*Exercise requirements*
Duplicate the listing below without any changes, from its first line through the line containing "table-cell: 300 [263,501,322,547]".

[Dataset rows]
* * *
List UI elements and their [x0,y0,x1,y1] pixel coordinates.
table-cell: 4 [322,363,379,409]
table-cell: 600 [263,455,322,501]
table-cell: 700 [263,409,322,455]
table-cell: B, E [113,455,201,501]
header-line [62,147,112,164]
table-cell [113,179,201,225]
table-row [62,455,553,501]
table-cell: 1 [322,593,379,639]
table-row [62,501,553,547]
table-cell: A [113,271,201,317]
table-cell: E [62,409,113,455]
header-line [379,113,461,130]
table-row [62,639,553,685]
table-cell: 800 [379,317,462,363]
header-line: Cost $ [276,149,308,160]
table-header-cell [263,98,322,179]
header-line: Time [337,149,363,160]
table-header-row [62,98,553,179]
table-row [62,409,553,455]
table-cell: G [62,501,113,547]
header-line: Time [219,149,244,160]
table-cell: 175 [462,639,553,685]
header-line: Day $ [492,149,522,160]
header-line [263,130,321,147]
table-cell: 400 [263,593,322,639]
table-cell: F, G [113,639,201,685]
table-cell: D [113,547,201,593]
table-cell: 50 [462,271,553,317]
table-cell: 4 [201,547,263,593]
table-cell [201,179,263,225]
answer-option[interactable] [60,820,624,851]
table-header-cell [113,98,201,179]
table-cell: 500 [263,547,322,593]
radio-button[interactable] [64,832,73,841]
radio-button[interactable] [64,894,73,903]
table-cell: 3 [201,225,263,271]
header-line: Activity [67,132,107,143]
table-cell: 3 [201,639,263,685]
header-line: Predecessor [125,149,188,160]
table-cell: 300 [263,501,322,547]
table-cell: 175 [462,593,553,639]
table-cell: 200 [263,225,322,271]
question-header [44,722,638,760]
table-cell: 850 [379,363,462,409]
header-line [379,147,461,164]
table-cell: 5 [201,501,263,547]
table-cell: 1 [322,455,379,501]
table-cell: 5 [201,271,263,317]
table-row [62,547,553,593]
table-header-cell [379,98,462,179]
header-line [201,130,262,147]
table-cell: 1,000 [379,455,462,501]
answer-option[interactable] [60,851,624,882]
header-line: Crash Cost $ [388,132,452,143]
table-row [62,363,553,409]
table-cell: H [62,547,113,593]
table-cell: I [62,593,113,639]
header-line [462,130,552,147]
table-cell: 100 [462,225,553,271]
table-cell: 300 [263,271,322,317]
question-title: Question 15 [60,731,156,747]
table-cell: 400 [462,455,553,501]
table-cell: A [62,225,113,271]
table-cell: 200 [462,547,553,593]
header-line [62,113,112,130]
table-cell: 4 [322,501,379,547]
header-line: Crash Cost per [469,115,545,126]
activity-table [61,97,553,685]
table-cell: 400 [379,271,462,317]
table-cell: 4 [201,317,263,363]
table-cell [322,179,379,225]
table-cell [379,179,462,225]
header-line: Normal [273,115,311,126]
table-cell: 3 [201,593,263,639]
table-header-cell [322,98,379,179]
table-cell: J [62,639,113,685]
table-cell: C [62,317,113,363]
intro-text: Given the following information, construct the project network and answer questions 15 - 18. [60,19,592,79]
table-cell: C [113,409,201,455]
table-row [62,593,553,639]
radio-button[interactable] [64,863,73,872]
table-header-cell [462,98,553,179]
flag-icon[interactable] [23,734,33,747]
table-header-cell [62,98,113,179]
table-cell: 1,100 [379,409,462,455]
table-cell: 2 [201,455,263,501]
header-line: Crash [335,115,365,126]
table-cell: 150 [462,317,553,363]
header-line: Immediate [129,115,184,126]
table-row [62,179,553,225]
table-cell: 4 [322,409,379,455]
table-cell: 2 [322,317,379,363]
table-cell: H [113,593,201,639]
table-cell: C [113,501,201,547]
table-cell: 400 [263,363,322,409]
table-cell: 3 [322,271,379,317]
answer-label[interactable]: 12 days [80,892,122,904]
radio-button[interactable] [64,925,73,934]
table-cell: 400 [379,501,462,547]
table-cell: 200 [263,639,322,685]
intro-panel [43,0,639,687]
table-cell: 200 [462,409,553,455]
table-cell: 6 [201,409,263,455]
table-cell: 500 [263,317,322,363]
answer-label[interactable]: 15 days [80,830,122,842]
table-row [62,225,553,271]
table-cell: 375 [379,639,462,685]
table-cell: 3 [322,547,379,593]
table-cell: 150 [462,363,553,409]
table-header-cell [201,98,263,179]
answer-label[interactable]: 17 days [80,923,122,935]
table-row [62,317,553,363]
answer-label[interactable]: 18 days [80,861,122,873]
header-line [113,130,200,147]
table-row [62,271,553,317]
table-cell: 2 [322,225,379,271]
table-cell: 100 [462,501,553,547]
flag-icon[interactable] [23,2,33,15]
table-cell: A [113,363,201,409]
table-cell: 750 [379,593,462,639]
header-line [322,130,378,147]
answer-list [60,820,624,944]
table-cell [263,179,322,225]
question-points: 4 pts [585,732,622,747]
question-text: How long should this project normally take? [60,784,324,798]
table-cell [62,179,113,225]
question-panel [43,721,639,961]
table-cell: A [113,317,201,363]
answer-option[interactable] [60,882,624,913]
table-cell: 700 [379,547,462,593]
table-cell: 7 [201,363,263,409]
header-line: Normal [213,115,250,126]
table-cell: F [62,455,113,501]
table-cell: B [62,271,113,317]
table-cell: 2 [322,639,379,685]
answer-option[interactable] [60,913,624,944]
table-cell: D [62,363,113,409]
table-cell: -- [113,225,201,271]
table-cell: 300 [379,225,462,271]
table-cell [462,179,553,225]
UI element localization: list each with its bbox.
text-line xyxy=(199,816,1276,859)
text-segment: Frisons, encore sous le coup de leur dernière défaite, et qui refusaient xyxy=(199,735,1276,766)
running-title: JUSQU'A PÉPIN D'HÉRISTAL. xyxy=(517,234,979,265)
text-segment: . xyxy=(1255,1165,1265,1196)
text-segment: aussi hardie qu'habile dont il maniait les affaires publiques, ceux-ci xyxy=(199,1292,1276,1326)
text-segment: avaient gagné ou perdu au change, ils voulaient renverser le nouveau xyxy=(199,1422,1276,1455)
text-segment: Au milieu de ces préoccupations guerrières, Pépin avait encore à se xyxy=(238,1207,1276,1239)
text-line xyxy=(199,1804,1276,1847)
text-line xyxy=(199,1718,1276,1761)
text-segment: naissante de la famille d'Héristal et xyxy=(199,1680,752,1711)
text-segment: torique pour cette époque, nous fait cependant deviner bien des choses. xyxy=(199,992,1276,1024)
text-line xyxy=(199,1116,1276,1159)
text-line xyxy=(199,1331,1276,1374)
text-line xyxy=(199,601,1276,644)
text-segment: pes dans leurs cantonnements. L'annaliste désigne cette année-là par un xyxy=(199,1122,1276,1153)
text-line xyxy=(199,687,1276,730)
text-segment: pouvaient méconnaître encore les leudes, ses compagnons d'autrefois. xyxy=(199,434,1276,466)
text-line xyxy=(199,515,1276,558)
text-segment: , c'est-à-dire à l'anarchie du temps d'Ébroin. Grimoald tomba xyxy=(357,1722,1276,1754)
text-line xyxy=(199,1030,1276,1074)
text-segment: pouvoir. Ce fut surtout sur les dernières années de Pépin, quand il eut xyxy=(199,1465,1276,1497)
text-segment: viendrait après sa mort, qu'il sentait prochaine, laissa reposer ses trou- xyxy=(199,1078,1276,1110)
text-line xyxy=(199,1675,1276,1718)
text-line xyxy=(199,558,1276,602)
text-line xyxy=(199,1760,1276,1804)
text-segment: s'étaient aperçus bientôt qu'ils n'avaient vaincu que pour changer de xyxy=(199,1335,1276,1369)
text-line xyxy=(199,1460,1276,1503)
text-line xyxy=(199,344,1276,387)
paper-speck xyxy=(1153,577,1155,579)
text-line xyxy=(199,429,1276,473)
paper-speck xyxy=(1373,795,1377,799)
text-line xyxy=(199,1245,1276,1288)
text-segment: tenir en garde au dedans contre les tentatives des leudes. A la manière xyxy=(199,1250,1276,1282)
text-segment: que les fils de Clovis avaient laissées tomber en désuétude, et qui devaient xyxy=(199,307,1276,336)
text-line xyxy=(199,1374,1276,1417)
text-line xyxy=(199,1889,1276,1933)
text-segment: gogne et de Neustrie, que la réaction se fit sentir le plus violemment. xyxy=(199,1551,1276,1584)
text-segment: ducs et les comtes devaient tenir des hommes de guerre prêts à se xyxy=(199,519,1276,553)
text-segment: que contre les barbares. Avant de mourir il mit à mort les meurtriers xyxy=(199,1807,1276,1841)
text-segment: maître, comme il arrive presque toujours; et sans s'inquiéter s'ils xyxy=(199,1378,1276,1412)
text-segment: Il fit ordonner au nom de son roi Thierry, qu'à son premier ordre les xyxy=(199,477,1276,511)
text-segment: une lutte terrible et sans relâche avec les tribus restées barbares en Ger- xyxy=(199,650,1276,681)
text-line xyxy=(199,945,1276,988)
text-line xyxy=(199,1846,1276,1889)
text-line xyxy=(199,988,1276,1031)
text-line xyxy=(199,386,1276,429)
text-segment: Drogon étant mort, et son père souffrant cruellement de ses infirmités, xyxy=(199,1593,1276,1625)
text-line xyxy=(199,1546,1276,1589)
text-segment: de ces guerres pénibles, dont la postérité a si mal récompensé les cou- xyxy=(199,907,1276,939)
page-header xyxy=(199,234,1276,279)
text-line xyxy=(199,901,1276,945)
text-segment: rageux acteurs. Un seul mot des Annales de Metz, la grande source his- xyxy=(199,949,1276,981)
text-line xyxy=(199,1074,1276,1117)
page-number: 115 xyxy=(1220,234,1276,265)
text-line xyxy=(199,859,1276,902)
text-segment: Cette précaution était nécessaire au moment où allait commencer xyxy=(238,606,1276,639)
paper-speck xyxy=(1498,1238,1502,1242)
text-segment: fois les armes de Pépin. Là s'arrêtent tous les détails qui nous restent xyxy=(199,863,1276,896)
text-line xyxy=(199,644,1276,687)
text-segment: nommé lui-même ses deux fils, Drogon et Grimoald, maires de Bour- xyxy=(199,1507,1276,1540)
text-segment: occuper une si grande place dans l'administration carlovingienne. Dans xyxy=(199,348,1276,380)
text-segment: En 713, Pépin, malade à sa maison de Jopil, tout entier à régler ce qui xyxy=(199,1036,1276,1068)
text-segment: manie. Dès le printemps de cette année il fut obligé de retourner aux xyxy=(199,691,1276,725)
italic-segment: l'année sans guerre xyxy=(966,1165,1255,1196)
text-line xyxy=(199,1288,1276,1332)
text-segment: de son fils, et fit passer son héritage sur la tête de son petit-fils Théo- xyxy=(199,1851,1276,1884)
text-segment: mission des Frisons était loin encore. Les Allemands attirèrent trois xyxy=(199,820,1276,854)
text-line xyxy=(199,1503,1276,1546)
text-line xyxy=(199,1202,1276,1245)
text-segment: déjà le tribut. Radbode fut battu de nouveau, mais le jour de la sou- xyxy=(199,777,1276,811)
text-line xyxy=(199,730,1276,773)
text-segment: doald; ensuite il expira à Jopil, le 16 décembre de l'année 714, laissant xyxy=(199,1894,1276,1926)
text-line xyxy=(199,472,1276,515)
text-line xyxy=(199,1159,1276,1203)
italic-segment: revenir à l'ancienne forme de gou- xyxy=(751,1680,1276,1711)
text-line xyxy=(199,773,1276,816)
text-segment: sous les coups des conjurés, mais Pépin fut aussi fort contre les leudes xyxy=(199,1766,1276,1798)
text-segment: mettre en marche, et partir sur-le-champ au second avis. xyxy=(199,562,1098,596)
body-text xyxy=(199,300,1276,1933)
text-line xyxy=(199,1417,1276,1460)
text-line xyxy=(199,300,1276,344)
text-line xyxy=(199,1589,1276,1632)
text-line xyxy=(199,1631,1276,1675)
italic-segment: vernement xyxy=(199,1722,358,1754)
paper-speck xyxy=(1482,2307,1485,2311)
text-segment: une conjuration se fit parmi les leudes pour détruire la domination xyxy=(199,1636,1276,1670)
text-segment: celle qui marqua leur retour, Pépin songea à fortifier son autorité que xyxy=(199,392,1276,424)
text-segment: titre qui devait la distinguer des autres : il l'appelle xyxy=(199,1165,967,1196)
* * *
*Complete answer*
List UI elements and their [x0,y0,x1,y1] pixel coordinates.
table-cell: 4 [322,363,379,409]
table-cell: 600 [263,455,322,501]
table-cell: 700 [263,409,322,455]
table-cell: B, E [113,455,201,501]
header-line [62,147,112,164]
table-cell [113,179,201,225]
table-row [62,455,553,501]
table-cell: 1 [322,593,379,639]
table-row [62,501,553,547]
table-cell: A [113,271,201,317]
table-cell: E [62,409,113,455]
header-line [379,113,461,130]
table-row [62,639,553,685]
table-cell: 800 [379,317,462,363]
header-line: Cost $ [276,149,308,160]
table-header-cell [263,98,322,179]
header-line: Time [337,149,363,160]
table-header-row [62,98,553,179]
table-row [62,409,553,455]
table-cell: G [62,501,113,547]
header-line: Time [219,149,244,160]
table-cell: 175 [462,639,553,685]
header-line: Day $ [492,149,522,160]
header-line [263,130,321,147]
table-cell: 400 [263,593,322,639]
table-cell: F, G [113,639,201,685]
table-cell: D [113,547,201,593]
table-cell: 50 [462,271,553,317]
table-cell: 4 [201,547,263,593]
table-cell [201,179,263,225]
answer-option[interactable] [60,820,624,851]
table-header-cell [113,98,201,179]
table-cell: 500 [263,547,322,593]
radio-button[interactable] [64,832,73,841]
radio-button[interactable] [64,894,73,903]
table-cell: 3 [201,225,263,271]
header-line: Activity [67,132,107,143]
table-cell: 3 [201,639,263,685]
header-line: Predecessor [125,149,188,160]
table-cell: 300 [263,501,322,547]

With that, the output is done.